Copy each line of the entries that contains the word "name".
● ● ● ●
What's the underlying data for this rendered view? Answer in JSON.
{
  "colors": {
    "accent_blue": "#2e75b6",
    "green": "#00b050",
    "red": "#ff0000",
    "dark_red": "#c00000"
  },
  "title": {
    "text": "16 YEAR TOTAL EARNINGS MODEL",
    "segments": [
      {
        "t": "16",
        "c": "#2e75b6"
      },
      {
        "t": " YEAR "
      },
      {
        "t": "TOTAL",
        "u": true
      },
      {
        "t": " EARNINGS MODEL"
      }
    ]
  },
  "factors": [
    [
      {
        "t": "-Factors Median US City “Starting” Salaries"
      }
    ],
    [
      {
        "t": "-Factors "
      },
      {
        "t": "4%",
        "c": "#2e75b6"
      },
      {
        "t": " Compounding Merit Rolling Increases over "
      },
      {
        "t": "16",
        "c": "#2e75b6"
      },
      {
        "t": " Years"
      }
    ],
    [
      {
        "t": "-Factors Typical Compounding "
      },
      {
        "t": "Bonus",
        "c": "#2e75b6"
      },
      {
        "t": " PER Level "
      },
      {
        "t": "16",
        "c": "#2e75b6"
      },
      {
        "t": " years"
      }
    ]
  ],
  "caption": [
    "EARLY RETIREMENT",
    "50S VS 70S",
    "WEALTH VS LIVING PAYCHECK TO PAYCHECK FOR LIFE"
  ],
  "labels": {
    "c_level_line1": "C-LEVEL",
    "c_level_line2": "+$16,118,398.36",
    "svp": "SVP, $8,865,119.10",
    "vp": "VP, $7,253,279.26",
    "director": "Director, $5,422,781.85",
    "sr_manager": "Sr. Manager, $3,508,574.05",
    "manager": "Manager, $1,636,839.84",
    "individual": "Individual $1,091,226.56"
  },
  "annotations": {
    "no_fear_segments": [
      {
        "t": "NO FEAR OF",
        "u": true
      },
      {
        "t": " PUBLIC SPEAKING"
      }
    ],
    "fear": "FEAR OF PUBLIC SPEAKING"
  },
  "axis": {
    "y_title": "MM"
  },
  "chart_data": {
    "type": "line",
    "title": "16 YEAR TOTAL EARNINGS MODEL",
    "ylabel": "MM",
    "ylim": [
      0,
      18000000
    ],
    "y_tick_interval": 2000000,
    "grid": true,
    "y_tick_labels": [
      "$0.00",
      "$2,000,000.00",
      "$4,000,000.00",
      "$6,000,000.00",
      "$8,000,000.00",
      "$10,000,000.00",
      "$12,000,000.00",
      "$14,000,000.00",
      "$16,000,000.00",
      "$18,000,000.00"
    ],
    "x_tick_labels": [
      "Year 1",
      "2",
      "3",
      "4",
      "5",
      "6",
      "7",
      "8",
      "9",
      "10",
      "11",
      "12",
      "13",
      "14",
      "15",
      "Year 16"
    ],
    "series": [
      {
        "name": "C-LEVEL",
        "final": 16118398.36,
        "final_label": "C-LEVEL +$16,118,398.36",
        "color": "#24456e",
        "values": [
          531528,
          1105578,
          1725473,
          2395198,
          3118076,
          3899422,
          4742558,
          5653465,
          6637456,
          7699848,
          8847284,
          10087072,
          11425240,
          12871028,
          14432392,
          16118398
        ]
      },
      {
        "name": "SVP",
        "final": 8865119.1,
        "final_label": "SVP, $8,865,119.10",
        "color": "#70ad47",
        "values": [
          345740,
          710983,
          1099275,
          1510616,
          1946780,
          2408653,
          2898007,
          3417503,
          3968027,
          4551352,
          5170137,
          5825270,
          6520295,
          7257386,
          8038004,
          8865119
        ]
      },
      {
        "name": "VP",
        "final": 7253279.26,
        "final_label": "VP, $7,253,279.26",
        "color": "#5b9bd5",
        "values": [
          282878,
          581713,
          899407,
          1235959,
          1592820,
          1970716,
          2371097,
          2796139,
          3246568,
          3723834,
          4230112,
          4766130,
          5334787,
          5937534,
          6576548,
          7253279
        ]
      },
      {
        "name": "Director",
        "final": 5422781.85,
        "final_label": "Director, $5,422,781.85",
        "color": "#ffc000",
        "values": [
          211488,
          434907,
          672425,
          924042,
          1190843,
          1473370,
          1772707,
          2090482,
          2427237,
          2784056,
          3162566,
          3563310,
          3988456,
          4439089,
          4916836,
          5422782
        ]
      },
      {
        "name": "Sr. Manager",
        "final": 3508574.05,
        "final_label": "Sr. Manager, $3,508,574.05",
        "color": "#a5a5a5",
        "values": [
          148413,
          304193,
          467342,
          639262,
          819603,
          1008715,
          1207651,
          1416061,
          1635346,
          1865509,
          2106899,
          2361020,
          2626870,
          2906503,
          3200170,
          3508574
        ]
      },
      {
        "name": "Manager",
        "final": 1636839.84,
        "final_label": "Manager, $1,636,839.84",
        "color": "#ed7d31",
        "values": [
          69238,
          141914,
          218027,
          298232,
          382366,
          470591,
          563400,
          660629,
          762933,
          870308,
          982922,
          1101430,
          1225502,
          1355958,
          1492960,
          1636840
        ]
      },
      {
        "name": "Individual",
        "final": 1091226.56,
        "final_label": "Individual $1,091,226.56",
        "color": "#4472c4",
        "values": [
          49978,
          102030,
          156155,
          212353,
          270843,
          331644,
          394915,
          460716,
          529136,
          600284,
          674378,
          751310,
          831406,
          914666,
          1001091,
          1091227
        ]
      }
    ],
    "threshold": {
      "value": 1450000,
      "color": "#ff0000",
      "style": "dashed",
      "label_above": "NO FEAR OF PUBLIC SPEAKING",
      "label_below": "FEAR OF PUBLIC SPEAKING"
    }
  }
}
● ● ● ●
» **RESPONSE TO THE EXERCISE**:
        "name": "C-LEVEL",
        "name": "SVP",
        "name": "VP",
        "name": "Director",
        "name": "Sr. Manager",
        "name": "Manager",
        "name": "Individual",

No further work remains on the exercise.